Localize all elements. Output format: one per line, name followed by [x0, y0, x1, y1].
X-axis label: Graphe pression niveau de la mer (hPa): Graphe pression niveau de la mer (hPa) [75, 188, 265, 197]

==

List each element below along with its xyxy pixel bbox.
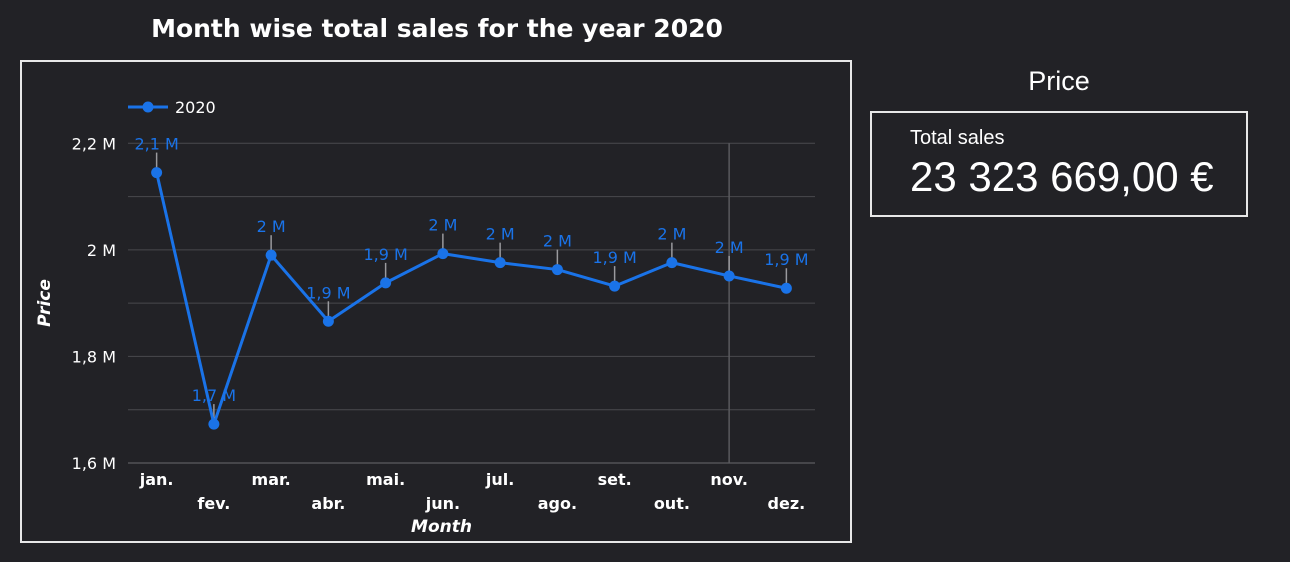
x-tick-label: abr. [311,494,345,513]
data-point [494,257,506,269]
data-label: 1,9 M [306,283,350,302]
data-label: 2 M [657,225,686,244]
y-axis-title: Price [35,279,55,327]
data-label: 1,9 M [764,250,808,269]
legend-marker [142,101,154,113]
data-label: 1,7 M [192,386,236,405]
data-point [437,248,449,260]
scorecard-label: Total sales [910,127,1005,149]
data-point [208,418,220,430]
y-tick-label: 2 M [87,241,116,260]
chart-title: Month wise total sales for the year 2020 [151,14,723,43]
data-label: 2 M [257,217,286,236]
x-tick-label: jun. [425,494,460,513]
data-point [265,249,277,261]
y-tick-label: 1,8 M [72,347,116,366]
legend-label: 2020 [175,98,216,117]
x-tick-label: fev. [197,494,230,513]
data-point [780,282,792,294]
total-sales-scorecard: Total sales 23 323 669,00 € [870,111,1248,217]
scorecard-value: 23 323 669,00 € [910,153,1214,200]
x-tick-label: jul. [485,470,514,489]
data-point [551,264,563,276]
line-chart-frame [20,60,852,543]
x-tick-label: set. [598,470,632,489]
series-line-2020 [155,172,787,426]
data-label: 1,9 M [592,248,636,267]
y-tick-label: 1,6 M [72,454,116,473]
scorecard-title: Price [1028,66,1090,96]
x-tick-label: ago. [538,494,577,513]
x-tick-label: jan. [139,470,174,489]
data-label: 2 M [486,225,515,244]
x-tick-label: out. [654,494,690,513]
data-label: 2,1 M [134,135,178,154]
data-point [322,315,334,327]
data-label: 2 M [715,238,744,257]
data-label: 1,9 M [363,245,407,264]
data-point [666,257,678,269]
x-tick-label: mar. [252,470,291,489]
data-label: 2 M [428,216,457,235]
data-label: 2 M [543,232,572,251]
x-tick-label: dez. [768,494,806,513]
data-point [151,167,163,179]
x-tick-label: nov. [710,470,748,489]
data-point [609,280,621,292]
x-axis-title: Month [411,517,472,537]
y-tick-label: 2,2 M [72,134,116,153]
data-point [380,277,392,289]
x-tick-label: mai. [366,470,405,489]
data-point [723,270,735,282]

▶ [YOUR INSTRUCTIONS]
Return the records from the line with "List each element" to the line with "series-line-2020 [155,172,787,426]", word for word, leaving out any pictures.

▶ [WORKED ANSWER]
List each element below along with its xyxy pixel bbox.
x-tick-label: abr. [311,494,345,513]
data-point [494,257,506,269]
data-label: 1,9 M [306,283,350,302]
data-label: 2 M [657,225,686,244]
y-axis-title: Price [35,279,55,327]
data-label: 1,9 M [764,250,808,269]
legend-marker [142,101,154,113]
data-label: 1,7 M [192,386,236,405]
data-point [437,248,449,260]
scorecard-label: Total sales [910,127,1005,149]
data-point [208,418,220,430]
y-tick-label: 2 M [87,241,116,260]
chart-title: Month wise total sales for the year 2020 [151,14,723,43]
data-label: 2 M [257,217,286,236]
x-tick-label: jun. [425,494,460,513]
data-point [265,249,277,261]
y-tick-label: 1,8 M [72,347,116,366]
legend-label: 2020 [175,98,216,117]
x-tick-label: fev. [197,494,230,513]
data-point [780,282,792,294]
total-sales-scorecard: Total sales 23 323 669,00 € [870,111,1248,217]
scorecard-value: 23 323 669,00 € [910,153,1214,200]
x-tick-label: jul. [485,470,514,489]
data-point [551,264,563,276]
line-chart-frame [20,60,852,543]
x-tick-label: set. [598,470,632,489]
series-line-2020 [155,172,787,426]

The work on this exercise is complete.